* [GIVEN INSTRUCTION]: All lines featuring the string "title" are to be listed.

A block of data
....

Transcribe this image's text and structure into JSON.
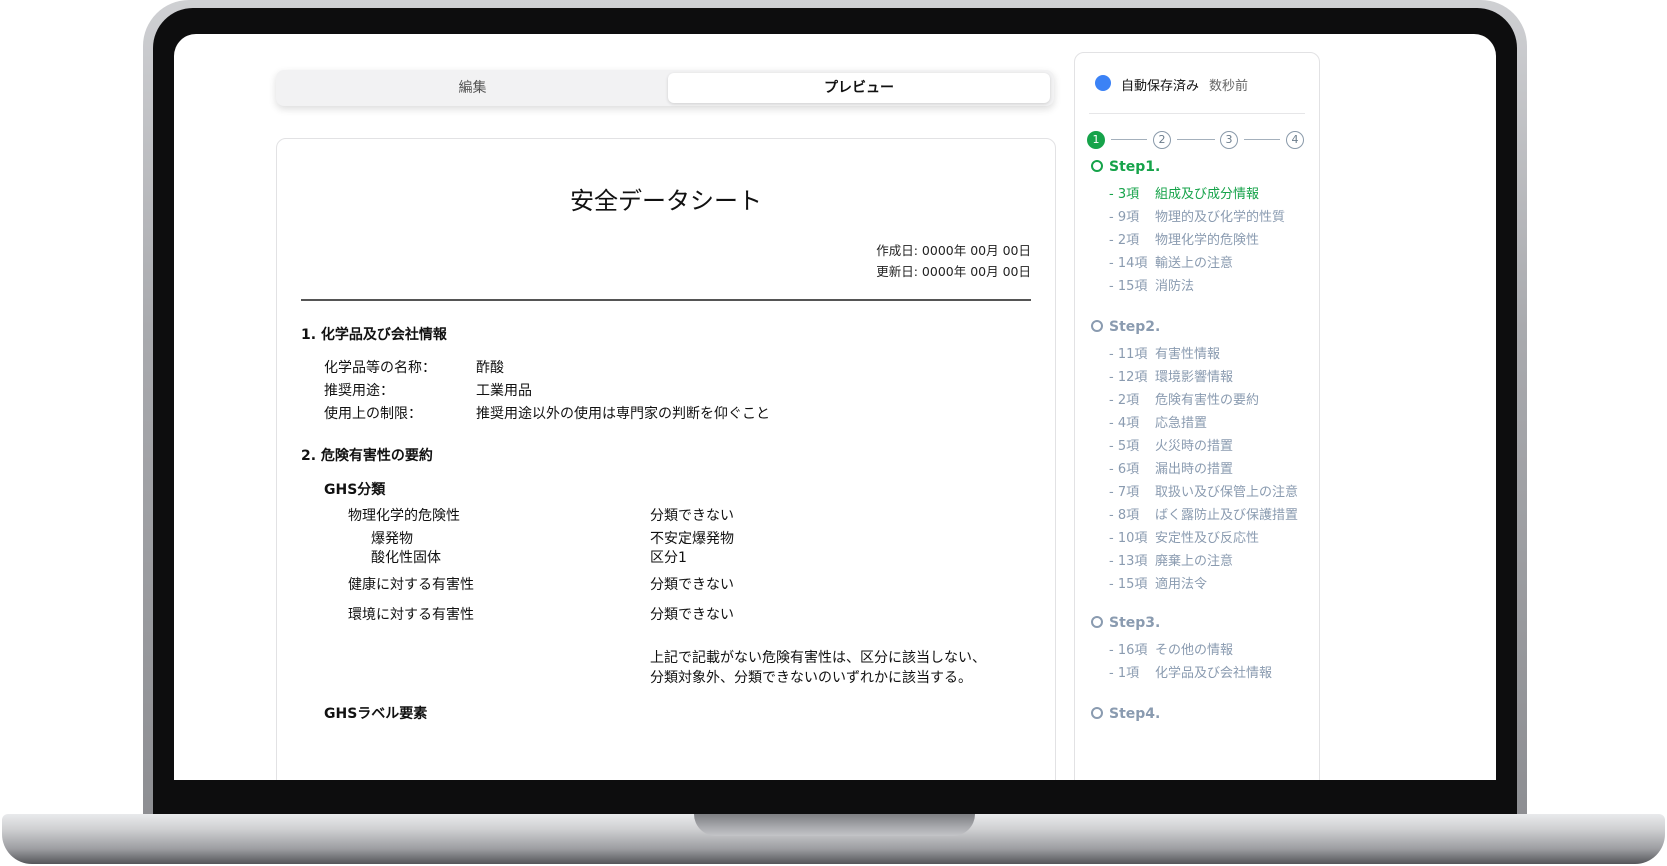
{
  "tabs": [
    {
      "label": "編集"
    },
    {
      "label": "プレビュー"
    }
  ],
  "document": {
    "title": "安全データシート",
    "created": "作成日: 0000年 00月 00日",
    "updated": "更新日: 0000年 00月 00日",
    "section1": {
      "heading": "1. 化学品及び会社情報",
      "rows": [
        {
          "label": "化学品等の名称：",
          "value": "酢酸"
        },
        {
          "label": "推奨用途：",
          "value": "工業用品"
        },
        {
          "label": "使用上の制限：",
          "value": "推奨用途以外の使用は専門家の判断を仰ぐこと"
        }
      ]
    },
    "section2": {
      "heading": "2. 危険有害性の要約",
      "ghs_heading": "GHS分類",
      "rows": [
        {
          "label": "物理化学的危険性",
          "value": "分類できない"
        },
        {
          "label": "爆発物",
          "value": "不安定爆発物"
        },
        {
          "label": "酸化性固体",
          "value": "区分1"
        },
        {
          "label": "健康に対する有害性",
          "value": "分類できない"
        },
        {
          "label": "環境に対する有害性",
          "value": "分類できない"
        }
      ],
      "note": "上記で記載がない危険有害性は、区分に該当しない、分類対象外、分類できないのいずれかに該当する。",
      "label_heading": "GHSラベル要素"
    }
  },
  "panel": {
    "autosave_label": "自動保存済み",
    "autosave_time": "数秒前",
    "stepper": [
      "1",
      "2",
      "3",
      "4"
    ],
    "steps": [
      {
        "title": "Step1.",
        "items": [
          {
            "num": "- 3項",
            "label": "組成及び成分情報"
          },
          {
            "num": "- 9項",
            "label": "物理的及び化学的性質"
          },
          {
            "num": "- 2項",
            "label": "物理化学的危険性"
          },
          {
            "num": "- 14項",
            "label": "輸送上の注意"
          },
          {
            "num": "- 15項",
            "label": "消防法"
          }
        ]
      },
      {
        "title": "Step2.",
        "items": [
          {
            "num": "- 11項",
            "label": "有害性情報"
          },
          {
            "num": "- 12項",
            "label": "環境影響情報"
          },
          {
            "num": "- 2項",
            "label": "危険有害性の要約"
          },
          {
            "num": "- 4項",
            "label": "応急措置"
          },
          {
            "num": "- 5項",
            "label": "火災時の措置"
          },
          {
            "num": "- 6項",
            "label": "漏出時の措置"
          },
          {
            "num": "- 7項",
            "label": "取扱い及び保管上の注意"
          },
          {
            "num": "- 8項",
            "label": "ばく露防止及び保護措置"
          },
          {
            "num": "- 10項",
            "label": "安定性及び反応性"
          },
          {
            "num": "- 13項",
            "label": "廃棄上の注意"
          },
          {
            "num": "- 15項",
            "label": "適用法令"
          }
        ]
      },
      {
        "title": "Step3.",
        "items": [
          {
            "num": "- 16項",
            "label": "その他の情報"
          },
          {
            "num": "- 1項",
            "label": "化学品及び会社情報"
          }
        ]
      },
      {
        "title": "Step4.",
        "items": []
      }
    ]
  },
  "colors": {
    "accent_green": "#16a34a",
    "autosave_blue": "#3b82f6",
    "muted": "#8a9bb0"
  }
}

....

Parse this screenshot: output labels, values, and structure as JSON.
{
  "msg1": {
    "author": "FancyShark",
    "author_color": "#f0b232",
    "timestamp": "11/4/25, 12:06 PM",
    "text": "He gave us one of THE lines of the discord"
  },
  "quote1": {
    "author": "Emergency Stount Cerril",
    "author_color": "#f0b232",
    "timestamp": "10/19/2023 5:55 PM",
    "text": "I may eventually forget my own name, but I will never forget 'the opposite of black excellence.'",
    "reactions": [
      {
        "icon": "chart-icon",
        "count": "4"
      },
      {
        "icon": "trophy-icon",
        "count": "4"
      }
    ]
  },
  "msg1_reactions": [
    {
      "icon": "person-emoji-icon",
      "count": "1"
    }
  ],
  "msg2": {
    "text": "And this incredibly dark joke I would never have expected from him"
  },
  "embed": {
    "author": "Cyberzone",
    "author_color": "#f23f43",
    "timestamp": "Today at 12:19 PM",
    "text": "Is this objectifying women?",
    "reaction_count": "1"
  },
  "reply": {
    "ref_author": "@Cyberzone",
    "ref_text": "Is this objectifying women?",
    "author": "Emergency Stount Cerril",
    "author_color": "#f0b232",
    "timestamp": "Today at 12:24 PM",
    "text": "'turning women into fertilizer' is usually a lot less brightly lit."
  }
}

....

* [SOLUTION BELOW]:
    "title": "安全データシート",
        "title": "Step1.",
        "title": "Step2.",
        "title": "Step3.",
        "title": "Step4.",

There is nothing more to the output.